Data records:

►

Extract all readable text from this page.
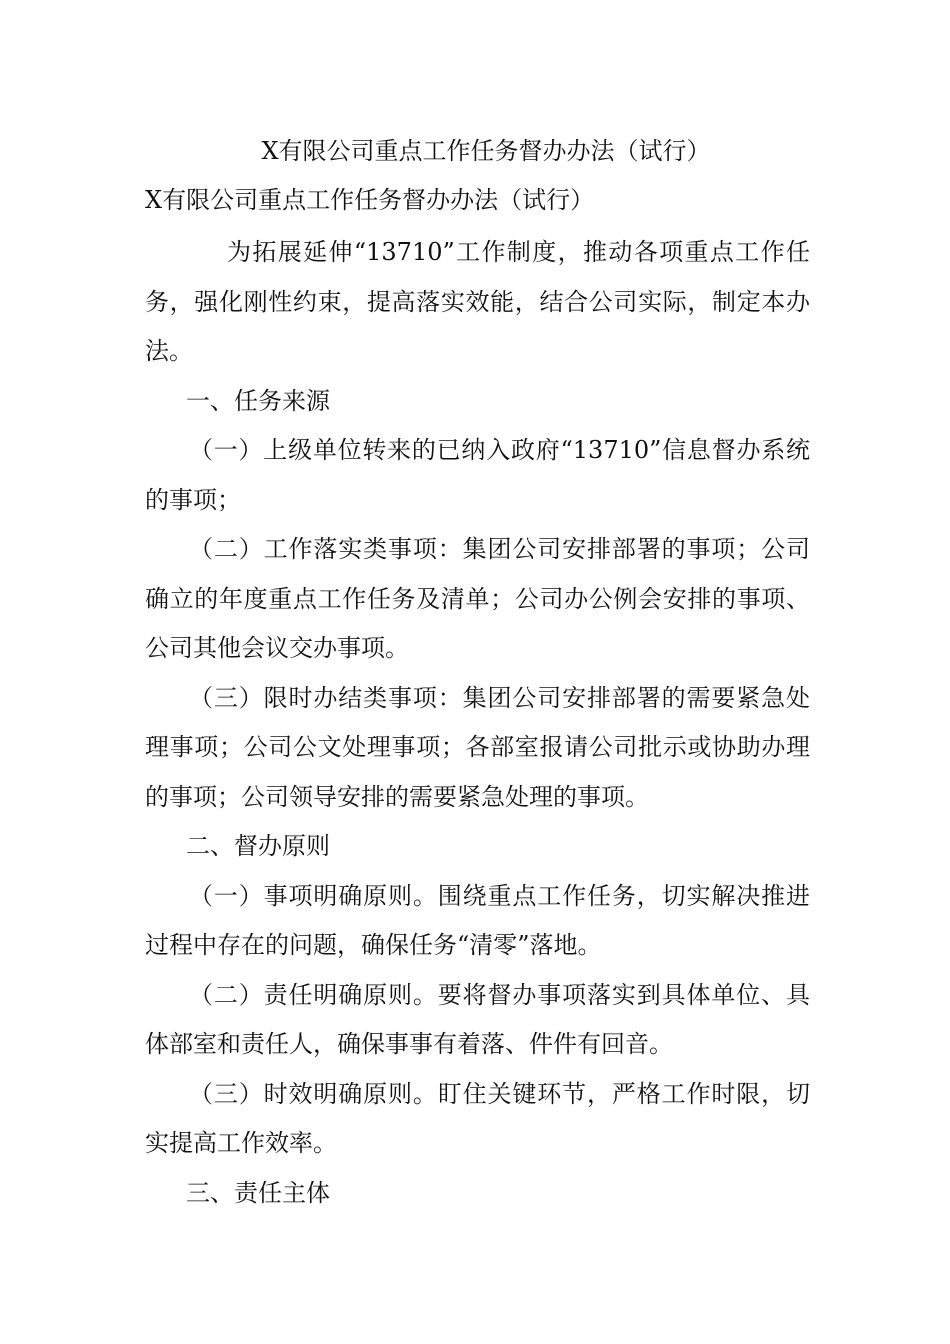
X有限公司重点工作任务督办办法（试行）
X有限公司重点工作任务督办办法（试行）

为拓展延伸“13710”工作制度，推动各项重点工作任务，强化刚性约束，提高落实效能，结合公司实际，制定本办法。

一、任务来源

（一）上级单位转来的已纳入政府“13710”信息督办系统的事项；

（二）工作落实类事项：集团公司安排部署的事项；公司确立的年度重点工作任务及清单；公司办公例会安排的事项、公司其他会议交办事项。

（三）限时办结类事项：集团公司安排部署的需要紧急处理事项；公司公文处理事项；各部室报请公司批示或协助办理的事项；公司领导安排的需要紧急处理的事项。

二、督办原则

（一）事项明确原则。围绕重点工作任务，切实解决推进过程中存在的问题，确保任务“清零”落地。

（二）责任明确原则。要将督办事项落实到具体单位、具体部室和责任人，确保事事有着落、件件有回音。

（三）时效明确原则。盯住关键环节，严格工作时限，切实提高工作效率。

三、责任主体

◄

#### PROBLEM STATEMENT
Print the records word for word and exclude any picture they hold.

#### COMPLETED EXERCISE
Extract all readable text from this page.
X有限公司重点工作任务督办办法（试行）
X有限公司重点工作任务督办办法（试行）

为拓展延伸“13710”工作制度，推动各项重点工作任务，强化刚性约束，提高落实效能，结合公司实际，制定本办法。

一、任务来源

（一）上级单位转来的已纳入政府“13710”信息督办系统的事项；

（二）工作落实类事项：集团公司安排部署的事项；公司确立的年度重点工作任务及清单；公司办公例会安排的事项、公司其他会议交办事项。

（三）限时办结类事项：集团公司安排部署的需要紧急处理事项；公司公文处理事项；各部室报请公司批示或协助办理的事项；公司领导安排的需要紧急处理的事项。

二、督办原则

（一）事项明确原则。围绕重点工作任务，切实解决推进过程中存在的问题，确保任务“清零”落地。

（二）责任明确原则。要将督办事项落实到具体单位、具体部室和责任人，确保事事有着落、件件有回音。

（三）时效明确原则。盯住关键环节，严格工作时限，切实提高工作效率。

三、责任主体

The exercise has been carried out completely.